From the entries that follow, pick out all lines holding "department".

BEGIN Stored data

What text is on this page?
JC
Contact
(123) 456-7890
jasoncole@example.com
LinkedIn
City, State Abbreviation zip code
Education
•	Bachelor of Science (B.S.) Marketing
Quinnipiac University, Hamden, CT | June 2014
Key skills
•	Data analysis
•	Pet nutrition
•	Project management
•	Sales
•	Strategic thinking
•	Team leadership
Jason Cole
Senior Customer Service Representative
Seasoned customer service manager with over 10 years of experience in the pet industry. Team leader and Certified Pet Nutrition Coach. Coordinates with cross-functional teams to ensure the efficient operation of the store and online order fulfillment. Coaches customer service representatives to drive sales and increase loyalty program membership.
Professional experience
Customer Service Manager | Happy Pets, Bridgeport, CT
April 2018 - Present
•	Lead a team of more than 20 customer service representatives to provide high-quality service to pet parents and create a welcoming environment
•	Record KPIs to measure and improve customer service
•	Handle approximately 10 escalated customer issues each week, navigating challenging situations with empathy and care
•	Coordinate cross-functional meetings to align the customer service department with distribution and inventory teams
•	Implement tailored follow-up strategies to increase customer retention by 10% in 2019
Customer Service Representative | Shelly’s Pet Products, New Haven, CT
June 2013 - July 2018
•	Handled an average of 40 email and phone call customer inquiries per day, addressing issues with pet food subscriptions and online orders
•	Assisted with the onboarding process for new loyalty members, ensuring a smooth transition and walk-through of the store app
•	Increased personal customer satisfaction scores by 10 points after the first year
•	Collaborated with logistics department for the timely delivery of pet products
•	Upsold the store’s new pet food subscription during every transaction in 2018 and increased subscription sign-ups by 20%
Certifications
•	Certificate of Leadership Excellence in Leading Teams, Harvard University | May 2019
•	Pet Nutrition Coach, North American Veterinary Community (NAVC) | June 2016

END Stored data

Task result -
•	Coordinate cross-functional meetings to align the customer service department with distribution and inventory teams
•	Collaborated with logistics department for the timely delivery of pet products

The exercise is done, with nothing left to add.